Required work »
Write out the listing below again, precisely as it is given.

Supplied data »
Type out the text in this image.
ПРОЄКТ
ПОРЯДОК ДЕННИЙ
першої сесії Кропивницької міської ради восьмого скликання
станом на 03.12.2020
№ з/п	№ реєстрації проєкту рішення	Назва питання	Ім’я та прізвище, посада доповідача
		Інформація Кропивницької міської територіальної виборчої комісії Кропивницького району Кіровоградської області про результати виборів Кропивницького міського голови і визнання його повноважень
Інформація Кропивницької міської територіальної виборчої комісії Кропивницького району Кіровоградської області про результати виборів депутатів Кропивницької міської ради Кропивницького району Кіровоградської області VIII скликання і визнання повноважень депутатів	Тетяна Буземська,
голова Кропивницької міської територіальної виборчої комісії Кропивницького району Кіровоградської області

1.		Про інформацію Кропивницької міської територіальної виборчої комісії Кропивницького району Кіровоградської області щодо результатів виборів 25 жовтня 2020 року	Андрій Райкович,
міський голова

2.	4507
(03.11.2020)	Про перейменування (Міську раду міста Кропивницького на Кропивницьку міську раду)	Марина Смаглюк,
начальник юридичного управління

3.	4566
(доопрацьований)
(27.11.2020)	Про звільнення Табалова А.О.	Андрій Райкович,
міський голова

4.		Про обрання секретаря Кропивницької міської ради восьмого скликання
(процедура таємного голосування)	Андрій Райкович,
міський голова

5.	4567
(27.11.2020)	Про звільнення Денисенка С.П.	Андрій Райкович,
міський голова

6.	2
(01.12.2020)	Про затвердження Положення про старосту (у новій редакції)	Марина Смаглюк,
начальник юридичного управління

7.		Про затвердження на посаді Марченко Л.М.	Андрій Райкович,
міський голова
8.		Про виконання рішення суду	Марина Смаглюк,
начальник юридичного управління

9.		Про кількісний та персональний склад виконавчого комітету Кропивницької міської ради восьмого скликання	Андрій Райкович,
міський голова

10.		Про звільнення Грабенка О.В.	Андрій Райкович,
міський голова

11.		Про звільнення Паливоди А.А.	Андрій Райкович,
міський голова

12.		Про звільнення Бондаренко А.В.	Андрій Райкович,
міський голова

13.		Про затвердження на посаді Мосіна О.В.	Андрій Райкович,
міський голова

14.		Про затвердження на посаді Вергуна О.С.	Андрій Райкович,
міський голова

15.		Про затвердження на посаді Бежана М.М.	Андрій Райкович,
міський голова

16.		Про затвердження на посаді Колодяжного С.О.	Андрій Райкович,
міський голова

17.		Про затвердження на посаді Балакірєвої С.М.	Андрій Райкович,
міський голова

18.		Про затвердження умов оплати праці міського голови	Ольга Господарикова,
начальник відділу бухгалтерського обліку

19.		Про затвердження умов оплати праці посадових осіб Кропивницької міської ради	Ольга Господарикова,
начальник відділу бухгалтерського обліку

Exercise answer »
Type out the text in this image.
ПРОЄКТ
ПОРЯДОК ДЕННИЙ
першої сесії Кропивницької міської ради восьмого скликання
станом на 03.12.2020
№ з/п	№ реєстрації проєкту рішення	Назва питання	Ім’я та прізвище, посада доповідача
		Інформація Кропивницької міської територіальної виборчої комісії Кропивницького району Кіровоградської області про результати виборів Кропивницького міського голови і визнання його повноважень
Інформація Кропивницької міської територіальної виборчої комісії Кропивницького району Кіровоградської області про результати виборів депутатів Кропивницької міської ради Кропивницького району Кіровоградської області VIII скликання і визнання повноважень депутатів	Тетяна Буземська,
голова Кропивницької міської територіальної виборчої комісії Кропивницького району Кіровоградської області

1.		Про інформацію Кропивницької міської територіальної виборчої комісії Кропивницького району Кіровоградської області щодо результатів виборів 25 жовтня 2020 року	Андрій Райкович,
міський голова

2.	4507
(03.11.2020)	Про перейменування (Міську раду міста Кропивницького на Кропивницьку міську раду)	Марина Смаглюк,
начальник юридичного управління

3.	4566
(доопрацьований)
(27.11.2020)	Про звільнення Табалова А.О.	Андрій Райкович,
міський голова

4.		Про обрання секретаря Кропивницької міської ради восьмого скликання
(процедура таємного голосування)	Андрій Райкович,
міський голова

5.	4567
(27.11.2020)	Про звільнення Денисенка С.П.	Андрій Райкович,
міський голова

6.	2
(01.12.2020)	Про затвердження Положення про старосту (у новій редакції)	Марина Смаглюк,
начальник юридичного управління

7.		Про затвердження на посаді Марченко Л.М.	Андрій Райкович,
міський голова
8.		Про виконання рішення суду	Марина Смаглюк,
начальник юридичного управління

9.		Про кількісний та персональний склад виконавчого комітету Кропивницької міської ради восьмого скликання	Андрій Райкович,
міський голова

10.		Про звільнення Грабенка О.В.	Андрій Райкович,
міський голова

11.		Про звільнення Паливоди А.А.	Андрій Райкович,
міський голова

12.		Про звільнення Бондаренко А.В.	Андрій Райкович,
міський голова

13.		Про затвердження на посаді Мосіна О.В.	Андрій Райкович,
міський голова

14.		Про затвердження на посаді Вергуна О.С.	Андрій Райкович,
міський голова

15.		Про затвердження на посаді Бежана М.М.	Андрій Райкович,
міський голова

16.		Про затвердження на посаді Колодяжного С.О.	Андрій Райкович,
міський голова

17.		Про затвердження на посаді Балакірєвої С.М.	Андрій Райкович,
міський голова

18.		Про затвердження умов оплати праці міського голови	Ольга Господарикова,
начальник відділу бухгалтерського обліку

19.		Про затвердження умов оплати праці посадових осіб Кропивницької міської ради	Ольга Господарикова,
начальник відділу бухгалтерського обліку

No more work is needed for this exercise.